**Set task**
Reproduce the data below in full and exclude every picture.

**Listed records**
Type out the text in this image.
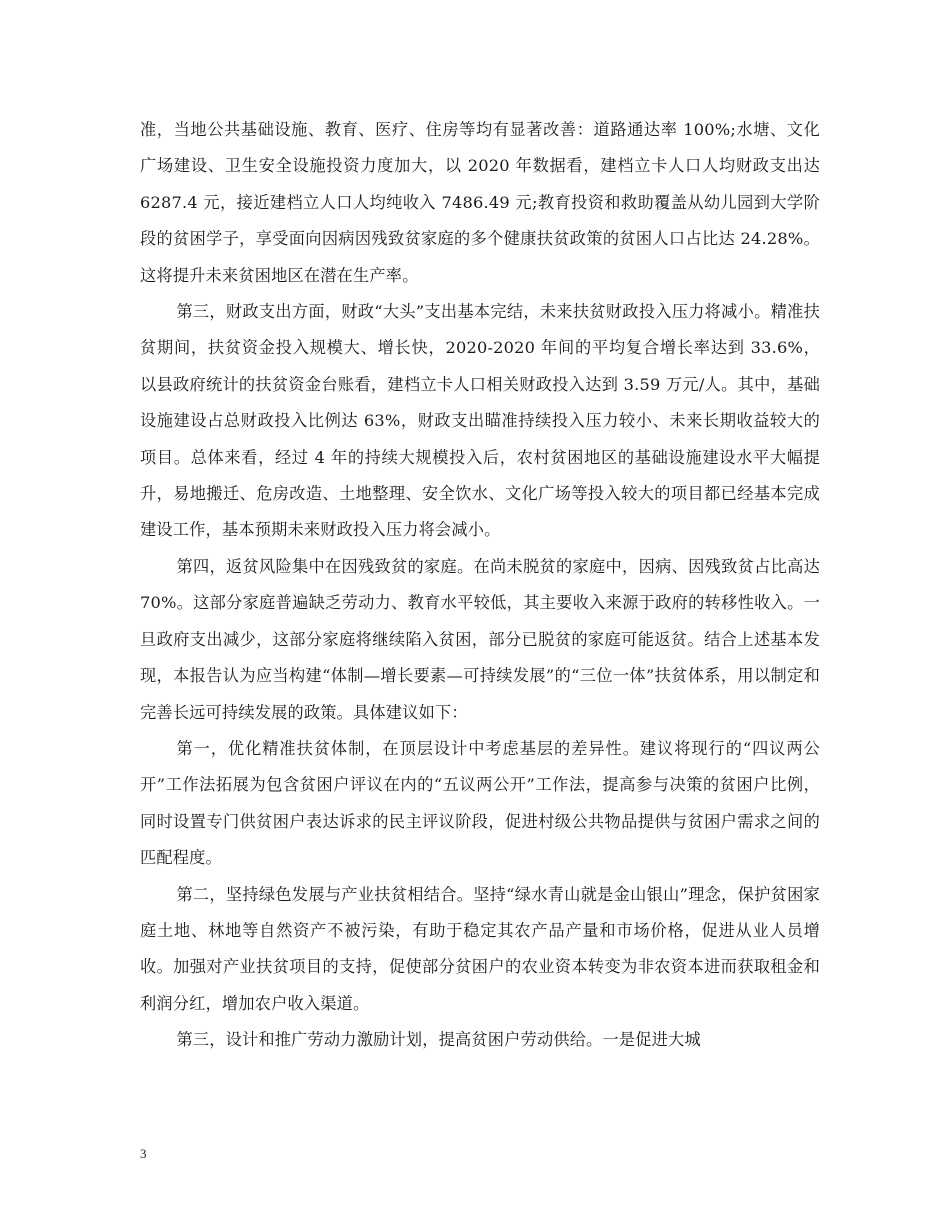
准，当地公共基础设施、教育、医疗、住房等均有显著改善：道路通达率 100%;水塘、文化广场建设、卫生安全设施投资力度加大，以 2020 年数据看，建档立卡人口人均财政支出达 6287.4 元，接近建档立人口人均纯收入 7486.49 元;教育投资和救助覆盖从幼儿园到大学阶段的贫困学子，享受面向因病因残致贫家庭的多个健康扶贫政策的贫困人口占比达 24.28%。这将提升未来贫困地区在潜在生产率。

第三，财政支出方面，财政“大头”支出基本完结，未来扶贫财政投入压力将减小。精准扶贫期间，扶贫资金投入规模大、增长快，2020-2020 年间的平均复合增长率达到 33.6%， 以县政府统计的扶贫资金台账看，建档立卡人口相关财政投入达到 3.59 万元/人。其中，基础设施建设占总财政投入比例达 63%，财政支出瞄准持续投入压力较小、未来长期收益较大的项目。总体来看，经过 4 年的持续大规模投入后，农村贫困地区的基础设施建设水平大幅提升，易地搬迁、危房改造、土地整理、安全饮水、文化广场等投入较大的项目都已经基本完成建设工作，基本预期未来财政投入压力将会减小。

第四，返贫风险集中在因残致贫的家庭。在尚未脱贫的家庭中，因病、因残致贫占比高达 70%。这部分家庭普遍缺乏劳动力、教育水平较低，其主要收入来源于政府的转移性收入。一旦政府支出减少，这部分家庭将继续陷入贫困，部分已脱贫的家庭可能返贫。结合上述基本发现，本报告认为应当构建“体制—增长要素—可持续发展”的“三位一体”扶贫体系，用以制定和完善长远可持续发展的政策。具体建议如下：

第一，优化精准扶贫体制，在顶层设计中考虑基层的差异性。建议将现行的“四议两公开”工作法拓展为包含贫困户评议在内的“五议两公开”工作法，提高参与决策的贫困户比例，同时设置专门供贫困户表达诉求的民主评议阶段，促进村级公共物品提供与贫困户需求之间的匹配程度。

第二，坚持绿色发展与产业扶贫相结合。坚持“绿水青山就是金山银山”理念，保护贫困家庭土地、林地等自然资产不被污染，有助于稳定其农产品产量和市场价格，促进从业人员增收。加强对产业扶贫项目的支持，促使部分贫困户的农业资本转变为非农资本进而获取租金和利润分红，增加农户收入渠道。

第三，设计和推广劳动力激励计划，提高贫困户劳动供给。一是促进大城

3
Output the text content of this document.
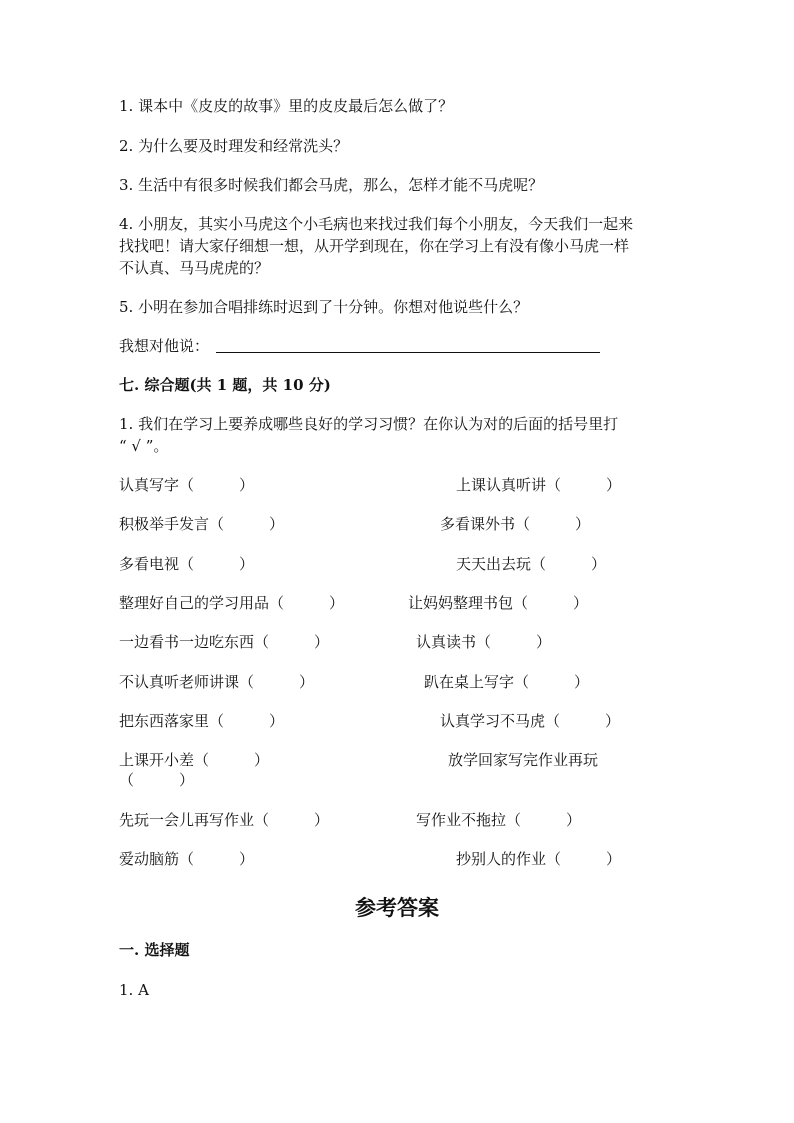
1. 课本中《皮皮的故事》里的皮皮最后怎么做了？
2. 为什么要及时理发和经常洗头？
3. 生活中有很多时候我们都会马虎，那么，怎样才能不马虎呢？
4. 小朋友，其实小马虎这个小毛病也来找过我们每个小朋友，今天我们一起来
找找吧！请大家仔细想一想，从开学到现在，你在学习上有没有像小马虎一样
不认真、马马虎虎的？
5. 小明在参加合唱排练时迟到了十分钟。你想对他说些什么？
我想对他说：
七. 综合题(共 1 题，共 10 分)
1. 我们在学习上要养成哪些良好的学习习惯？在你认为对的后面的括号里打
“ √ ”。
认真写字（　　　）	上课认真听讲（　　　）
积极举手发言（　　　）	多看课外书（　　　）
多看电视（　　　）	天天出去玩（　　　）
整理好自己的学习用品（　　　）	让妈妈整理书包（　　　）
一边看书一边吃东西（　　　）	认真读书（　　　）
不认真听老师讲课（　　　）	趴在桌上写字（　　　）
把东西落家里（　　　）	认真学习不马虎（　　　）
上课开小差（　　　）	放学回家写完作业再玩
（　　　）
先玩一会儿再写作业（　　　）	写作业不拖拉（　　　）
爱动脑筋（　　　）	抄别人的作业（　　　）
参考答案
一. 选择题
1. A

**Solution below**
Type out the text in this image.
准，当地公共基础设施、教育、医疗、住房等均有显著改善：道路通达率 100%;水塘、文化广场建设、卫生安全设施投资力度加大，以 2020 年数据看，建档立卡人口人均财政支出达 6287.4 元，接近建档立人口人均纯收入 7486.49 元;教育投资和救助覆盖从幼儿园到大学阶段的贫困学子，享受面向因病因残致贫家庭的多个健康扶贫政策的贫困人口占比达 24.28%。这将提升未来贫困地区在潜在生产率。

第三，财政支出方面，财政“大头”支出基本完结，未来扶贫财政投入压力将减小。精准扶贫期间，扶贫资金投入规模大、增长快，2020-2020 年间的平均复合增长率达到 33.6%， 以县政府统计的扶贫资金台账看，建档立卡人口相关财政投入达到 3.59 万元/人。其中，基础设施建设占总财政投入比例达 63%，财政支出瞄准持续投入压力较小、未来长期收益较大的项目。总体来看，经过 4 年的持续大规模投入后，农村贫困地区的基础设施建设水平大幅提升，易地搬迁、危房改造、土地整理、安全饮水、文化广场等投入较大的项目都已经基本完成建设工作，基本预期未来财政投入压力将会减小。

第四，返贫风险集中在因残致贫的家庭。在尚未脱贫的家庭中，因病、因残致贫占比高达 70%。这部分家庭普遍缺乏劳动力、教育水平较低，其主要收入来源于政府的转移性收入。一旦政府支出减少，这部分家庭将继续陷入贫困，部分已脱贫的家庭可能返贫。结合上述基本发现，本报告认为应当构建“体制—增长要素—可持续发展”的“三位一体”扶贫体系，用以制定和完善长远可持续发展的政策。具体建议如下：

第一，优化精准扶贫体制，在顶层设计中考虑基层的差异性。建议将现行的“四议两公开”工作法拓展为包含贫困户评议在内的“五议两公开”工作法，提高参与决策的贫困户比例，同时设置专门供贫困户表达诉求的民主评议阶段，促进村级公共物品提供与贫困户需求之间的匹配程度。

第二，坚持绿色发展与产业扶贫相结合。坚持“绿水青山就是金山银山”理念，保护贫困家庭土地、林地等自然资产不被污染，有助于稳定其农产品产量和市场价格，促进从业人员增收。加强对产业扶贫项目的支持，促使部分贫困户的农业资本转变为非农资本进而获取租金和利润分红，增加农户收入渠道。

第三，设计和推广劳动力激励计划，提高贫困户劳动供给。一是促进大城

3
Output the text content of this document.
1. 课本中《皮皮的故事》里的皮皮最后怎么做了？
2. 为什么要及时理发和经常洗头？
3. 生活中有很多时候我们都会马虎，那么，怎样才能不马虎呢？
4. 小朋友，其实小马虎这个小毛病也来找过我们每个小朋友，今天我们一起来
找找吧！请大家仔细想一想，从开学到现在，你在学习上有没有像小马虎一样
不认真、马马虎虎的？
5. 小明在参加合唱排练时迟到了十分钟。你想对他说些什么？
我想对他说：
七. 综合题(共 1 题，共 10 分)
1. 我们在学习上要养成哪些良好的学习习惯？在你认为对的后面的括号里打
“ √ ”。
认真写字（　　　）	上课认真听讲（　　　）
积极举手发言（　　　）	多看课外书（　　　）
多看电视（　　　）	天天出去玩（　　　）
整理好自己的学习用品（　　　）	让妈妈整理书包（　　　）
一边看书一边吃东西（　　　）	认真读书（　　　）
不认真听老师讲课（　　　）	趴在桌上写字（　　　）
把东西落家里（　　　）	认真学习不马虎（　　　）
上课开小差（　　　）	放学回家写完作业再玩
（　　　）
先玩一会儿再写作业（　　　）	写作业不拖拉（　　　）
爱动脑筋（　　　）	抄别人的作业（　　　）
参考答案
一. 选择题
1. A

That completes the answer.